Set task
Report only the number of lines that hold the word "image".

Supplied data
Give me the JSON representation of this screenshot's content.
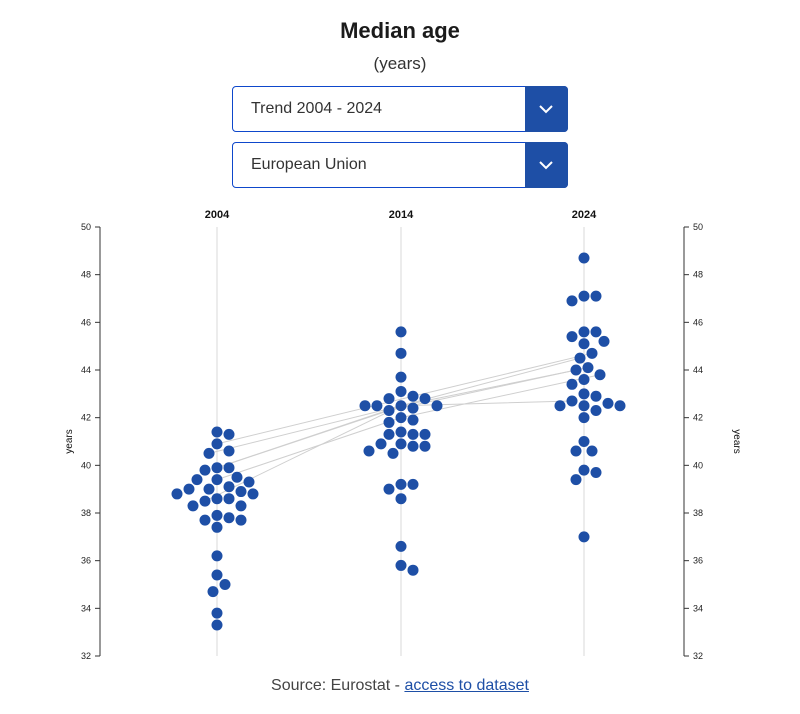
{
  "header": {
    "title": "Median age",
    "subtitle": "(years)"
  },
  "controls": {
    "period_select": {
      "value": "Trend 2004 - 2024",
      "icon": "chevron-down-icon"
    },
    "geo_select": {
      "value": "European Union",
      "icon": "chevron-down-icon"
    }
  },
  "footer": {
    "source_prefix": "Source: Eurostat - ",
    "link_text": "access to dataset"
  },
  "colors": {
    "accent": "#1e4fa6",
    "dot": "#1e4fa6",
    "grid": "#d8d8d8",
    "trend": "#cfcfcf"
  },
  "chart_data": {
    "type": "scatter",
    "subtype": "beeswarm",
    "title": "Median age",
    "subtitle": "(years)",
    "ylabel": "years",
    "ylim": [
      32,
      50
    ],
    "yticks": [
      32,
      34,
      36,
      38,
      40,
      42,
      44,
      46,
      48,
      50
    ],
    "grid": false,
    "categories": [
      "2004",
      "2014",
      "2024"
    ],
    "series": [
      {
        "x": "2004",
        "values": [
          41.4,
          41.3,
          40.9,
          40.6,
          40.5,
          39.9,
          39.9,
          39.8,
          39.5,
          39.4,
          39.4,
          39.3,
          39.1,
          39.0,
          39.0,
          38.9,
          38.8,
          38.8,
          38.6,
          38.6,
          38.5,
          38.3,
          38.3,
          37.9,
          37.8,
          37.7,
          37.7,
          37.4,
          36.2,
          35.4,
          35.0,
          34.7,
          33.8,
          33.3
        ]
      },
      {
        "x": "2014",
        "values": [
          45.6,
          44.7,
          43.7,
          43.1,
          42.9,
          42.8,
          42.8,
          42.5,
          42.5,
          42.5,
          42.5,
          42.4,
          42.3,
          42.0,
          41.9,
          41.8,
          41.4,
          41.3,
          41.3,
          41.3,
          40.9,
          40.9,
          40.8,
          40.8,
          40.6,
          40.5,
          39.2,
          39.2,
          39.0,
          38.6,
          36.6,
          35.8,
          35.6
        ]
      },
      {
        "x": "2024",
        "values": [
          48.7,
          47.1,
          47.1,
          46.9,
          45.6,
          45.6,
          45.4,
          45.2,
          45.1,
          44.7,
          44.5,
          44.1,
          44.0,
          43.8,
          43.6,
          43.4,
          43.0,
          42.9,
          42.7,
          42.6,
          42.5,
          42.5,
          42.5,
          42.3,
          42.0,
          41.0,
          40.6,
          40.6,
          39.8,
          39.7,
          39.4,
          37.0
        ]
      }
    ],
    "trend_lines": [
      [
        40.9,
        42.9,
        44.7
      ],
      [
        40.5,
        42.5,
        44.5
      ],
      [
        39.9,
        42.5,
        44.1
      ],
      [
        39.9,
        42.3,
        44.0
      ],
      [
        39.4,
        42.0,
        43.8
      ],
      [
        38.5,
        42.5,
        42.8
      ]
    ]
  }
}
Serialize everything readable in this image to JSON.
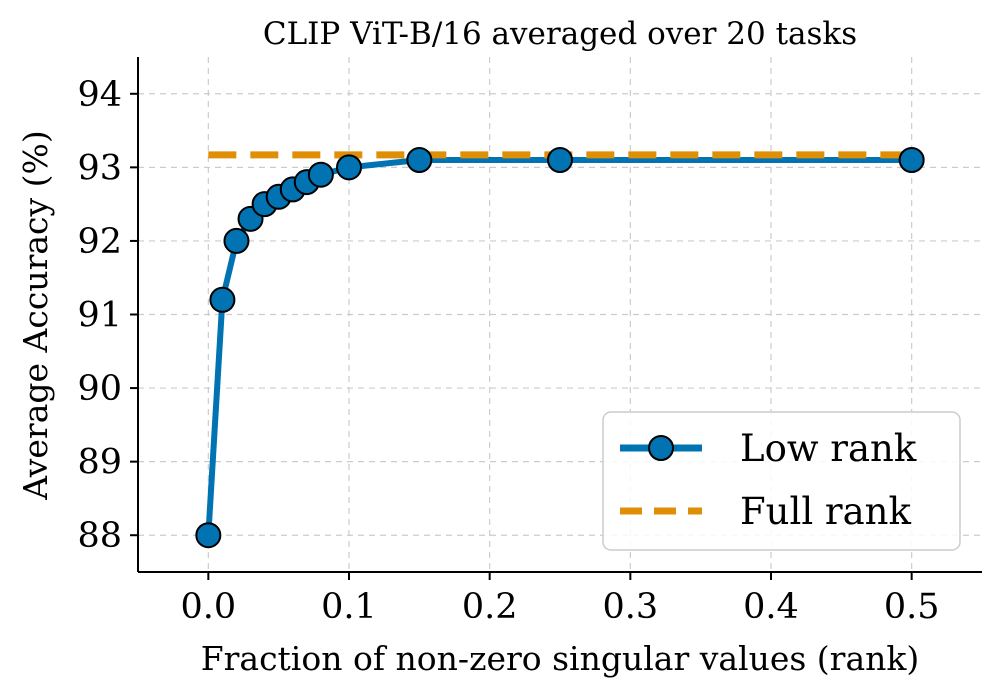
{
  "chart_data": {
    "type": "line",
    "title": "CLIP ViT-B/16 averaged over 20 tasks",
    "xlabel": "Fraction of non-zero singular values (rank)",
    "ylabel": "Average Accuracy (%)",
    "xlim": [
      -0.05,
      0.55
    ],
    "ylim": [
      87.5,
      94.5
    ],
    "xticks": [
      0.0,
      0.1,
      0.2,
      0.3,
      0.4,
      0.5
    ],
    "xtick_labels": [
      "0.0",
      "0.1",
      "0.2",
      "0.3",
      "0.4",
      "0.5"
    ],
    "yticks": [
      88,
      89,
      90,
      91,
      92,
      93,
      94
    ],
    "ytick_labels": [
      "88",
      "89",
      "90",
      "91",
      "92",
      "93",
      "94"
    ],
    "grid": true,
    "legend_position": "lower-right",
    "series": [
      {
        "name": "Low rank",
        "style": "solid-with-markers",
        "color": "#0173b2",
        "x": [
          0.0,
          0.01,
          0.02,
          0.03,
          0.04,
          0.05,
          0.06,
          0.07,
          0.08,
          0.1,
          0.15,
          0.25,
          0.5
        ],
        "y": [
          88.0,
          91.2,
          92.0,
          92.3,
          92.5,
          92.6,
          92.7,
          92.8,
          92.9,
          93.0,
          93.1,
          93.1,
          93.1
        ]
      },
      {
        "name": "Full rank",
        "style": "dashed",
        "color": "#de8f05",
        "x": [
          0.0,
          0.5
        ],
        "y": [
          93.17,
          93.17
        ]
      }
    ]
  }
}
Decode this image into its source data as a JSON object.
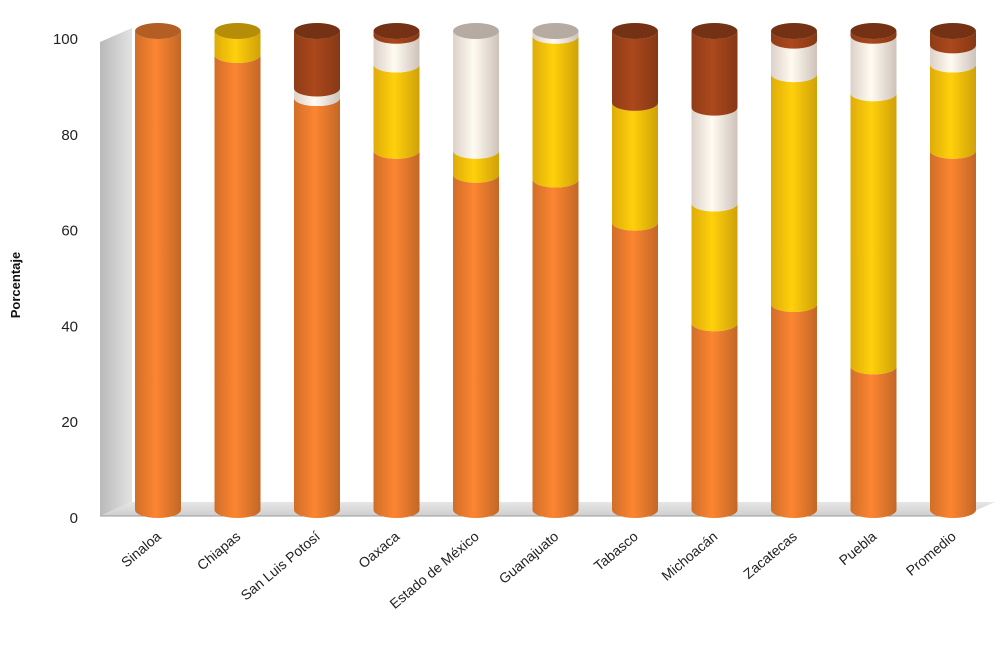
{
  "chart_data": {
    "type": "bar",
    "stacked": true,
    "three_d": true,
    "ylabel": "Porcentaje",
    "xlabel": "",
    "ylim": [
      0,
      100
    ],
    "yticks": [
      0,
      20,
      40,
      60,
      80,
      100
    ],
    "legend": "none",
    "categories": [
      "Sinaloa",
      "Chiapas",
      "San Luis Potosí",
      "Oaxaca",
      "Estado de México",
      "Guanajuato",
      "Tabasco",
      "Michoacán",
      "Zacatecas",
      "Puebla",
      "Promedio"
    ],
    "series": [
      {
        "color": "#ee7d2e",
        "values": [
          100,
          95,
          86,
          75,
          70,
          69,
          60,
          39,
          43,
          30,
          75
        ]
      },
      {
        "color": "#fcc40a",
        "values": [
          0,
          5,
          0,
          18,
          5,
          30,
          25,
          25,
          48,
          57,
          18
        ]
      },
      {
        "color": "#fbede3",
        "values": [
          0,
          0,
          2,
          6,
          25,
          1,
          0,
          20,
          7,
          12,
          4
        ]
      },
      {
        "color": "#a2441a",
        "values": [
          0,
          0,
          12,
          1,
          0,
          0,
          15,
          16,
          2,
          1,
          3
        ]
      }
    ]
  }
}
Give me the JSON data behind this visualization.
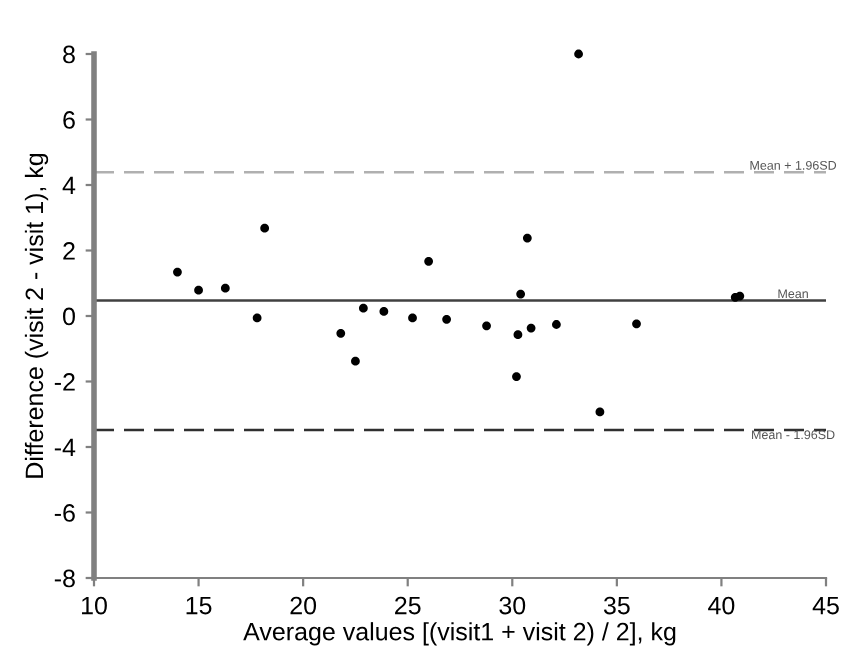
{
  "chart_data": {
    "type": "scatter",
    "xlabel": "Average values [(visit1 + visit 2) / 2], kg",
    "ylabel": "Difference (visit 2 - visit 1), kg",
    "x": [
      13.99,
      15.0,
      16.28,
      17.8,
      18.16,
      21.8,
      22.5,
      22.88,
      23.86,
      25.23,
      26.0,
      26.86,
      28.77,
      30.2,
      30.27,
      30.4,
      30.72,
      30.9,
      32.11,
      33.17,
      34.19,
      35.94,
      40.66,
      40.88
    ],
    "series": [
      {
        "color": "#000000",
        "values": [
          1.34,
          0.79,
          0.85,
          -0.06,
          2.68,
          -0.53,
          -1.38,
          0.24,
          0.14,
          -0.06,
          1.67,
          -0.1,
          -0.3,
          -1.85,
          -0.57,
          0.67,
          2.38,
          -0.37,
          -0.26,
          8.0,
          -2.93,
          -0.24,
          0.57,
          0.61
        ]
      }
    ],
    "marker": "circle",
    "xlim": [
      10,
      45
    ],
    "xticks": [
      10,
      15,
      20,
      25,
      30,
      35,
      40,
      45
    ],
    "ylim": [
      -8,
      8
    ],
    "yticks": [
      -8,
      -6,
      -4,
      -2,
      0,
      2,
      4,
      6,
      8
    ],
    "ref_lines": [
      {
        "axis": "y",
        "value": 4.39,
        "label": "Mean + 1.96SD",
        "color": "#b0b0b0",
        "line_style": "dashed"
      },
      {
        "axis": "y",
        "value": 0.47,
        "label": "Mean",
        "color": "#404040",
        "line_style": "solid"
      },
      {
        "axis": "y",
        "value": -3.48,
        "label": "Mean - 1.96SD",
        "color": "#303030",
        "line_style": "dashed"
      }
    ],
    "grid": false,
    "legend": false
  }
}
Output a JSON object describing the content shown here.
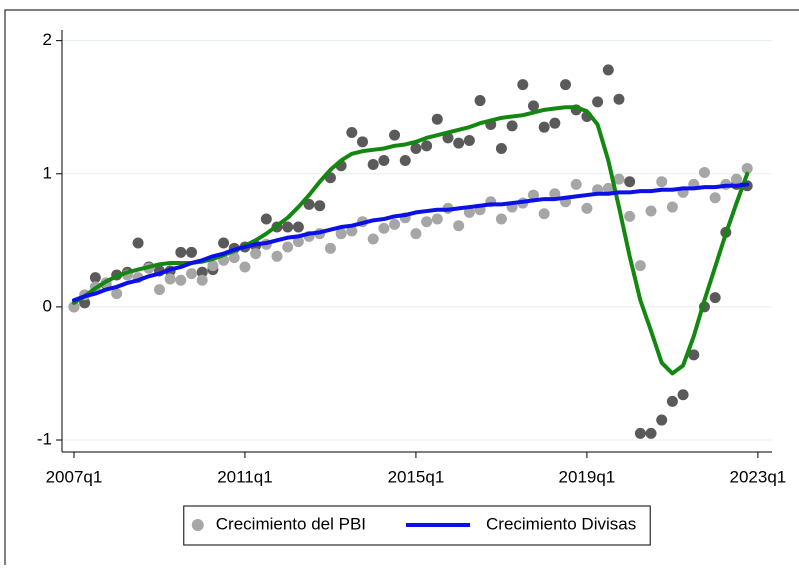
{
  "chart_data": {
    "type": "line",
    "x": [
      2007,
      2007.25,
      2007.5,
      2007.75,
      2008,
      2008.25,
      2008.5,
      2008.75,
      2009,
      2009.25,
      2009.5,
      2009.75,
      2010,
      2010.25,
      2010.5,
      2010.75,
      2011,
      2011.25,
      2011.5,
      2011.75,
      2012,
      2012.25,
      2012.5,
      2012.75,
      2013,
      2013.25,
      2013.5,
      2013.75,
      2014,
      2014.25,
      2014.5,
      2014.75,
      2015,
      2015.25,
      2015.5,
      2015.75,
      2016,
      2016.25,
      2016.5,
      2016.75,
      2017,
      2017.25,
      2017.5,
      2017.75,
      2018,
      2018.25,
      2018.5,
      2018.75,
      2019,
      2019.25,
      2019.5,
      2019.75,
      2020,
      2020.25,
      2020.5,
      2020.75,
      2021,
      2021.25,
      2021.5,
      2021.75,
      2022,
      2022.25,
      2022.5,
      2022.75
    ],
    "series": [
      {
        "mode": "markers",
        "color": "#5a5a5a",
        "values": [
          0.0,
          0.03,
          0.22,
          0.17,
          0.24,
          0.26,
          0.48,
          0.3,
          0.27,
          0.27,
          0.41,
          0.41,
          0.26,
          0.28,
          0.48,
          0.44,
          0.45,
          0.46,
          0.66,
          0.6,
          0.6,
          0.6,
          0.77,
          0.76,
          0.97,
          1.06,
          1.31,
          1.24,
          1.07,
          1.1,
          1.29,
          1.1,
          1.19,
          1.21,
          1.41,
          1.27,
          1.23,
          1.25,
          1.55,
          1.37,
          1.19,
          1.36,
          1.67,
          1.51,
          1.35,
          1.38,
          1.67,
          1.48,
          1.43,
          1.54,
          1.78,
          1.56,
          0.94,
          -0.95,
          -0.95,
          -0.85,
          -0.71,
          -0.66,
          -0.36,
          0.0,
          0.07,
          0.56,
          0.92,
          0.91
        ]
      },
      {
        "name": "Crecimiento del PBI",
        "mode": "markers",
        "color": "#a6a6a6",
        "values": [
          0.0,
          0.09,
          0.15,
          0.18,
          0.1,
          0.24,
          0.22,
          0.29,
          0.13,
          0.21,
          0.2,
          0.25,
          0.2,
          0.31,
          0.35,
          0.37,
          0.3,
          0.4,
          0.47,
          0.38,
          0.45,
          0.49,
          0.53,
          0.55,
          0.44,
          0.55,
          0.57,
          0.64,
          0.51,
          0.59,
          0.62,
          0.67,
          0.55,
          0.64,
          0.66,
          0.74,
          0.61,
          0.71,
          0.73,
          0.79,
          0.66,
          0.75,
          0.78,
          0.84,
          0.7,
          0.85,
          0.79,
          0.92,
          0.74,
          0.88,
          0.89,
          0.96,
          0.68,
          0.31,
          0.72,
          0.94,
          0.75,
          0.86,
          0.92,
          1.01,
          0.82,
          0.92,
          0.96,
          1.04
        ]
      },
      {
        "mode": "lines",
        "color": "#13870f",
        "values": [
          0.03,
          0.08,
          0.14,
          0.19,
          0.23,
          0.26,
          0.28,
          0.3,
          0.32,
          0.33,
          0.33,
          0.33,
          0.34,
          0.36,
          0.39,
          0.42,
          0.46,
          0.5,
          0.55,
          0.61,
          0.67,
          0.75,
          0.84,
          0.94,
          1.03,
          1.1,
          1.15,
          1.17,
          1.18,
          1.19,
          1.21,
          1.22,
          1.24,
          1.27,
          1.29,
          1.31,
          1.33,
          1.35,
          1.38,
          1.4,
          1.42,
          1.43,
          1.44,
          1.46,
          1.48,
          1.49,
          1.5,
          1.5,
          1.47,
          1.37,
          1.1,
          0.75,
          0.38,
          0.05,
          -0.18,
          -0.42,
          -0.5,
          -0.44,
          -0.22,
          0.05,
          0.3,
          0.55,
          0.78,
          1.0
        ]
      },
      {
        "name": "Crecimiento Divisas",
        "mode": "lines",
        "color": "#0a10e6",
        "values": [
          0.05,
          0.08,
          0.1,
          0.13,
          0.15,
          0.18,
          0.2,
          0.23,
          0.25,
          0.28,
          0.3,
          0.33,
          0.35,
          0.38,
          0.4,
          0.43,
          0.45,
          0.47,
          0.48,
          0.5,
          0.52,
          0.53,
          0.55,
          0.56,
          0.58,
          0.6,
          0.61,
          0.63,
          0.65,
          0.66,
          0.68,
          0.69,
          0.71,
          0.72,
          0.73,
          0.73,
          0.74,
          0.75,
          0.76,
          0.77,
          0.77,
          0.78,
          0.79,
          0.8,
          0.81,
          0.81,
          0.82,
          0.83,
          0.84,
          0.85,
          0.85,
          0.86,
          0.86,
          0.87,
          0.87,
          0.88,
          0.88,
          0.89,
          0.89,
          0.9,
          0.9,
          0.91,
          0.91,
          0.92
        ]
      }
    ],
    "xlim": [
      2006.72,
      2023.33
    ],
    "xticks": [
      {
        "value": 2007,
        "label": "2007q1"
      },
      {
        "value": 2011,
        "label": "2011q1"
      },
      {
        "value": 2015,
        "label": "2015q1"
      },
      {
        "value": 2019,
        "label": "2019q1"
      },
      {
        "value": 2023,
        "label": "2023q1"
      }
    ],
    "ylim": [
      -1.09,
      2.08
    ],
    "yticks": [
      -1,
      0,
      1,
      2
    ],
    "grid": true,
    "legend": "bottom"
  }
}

Result of this task
2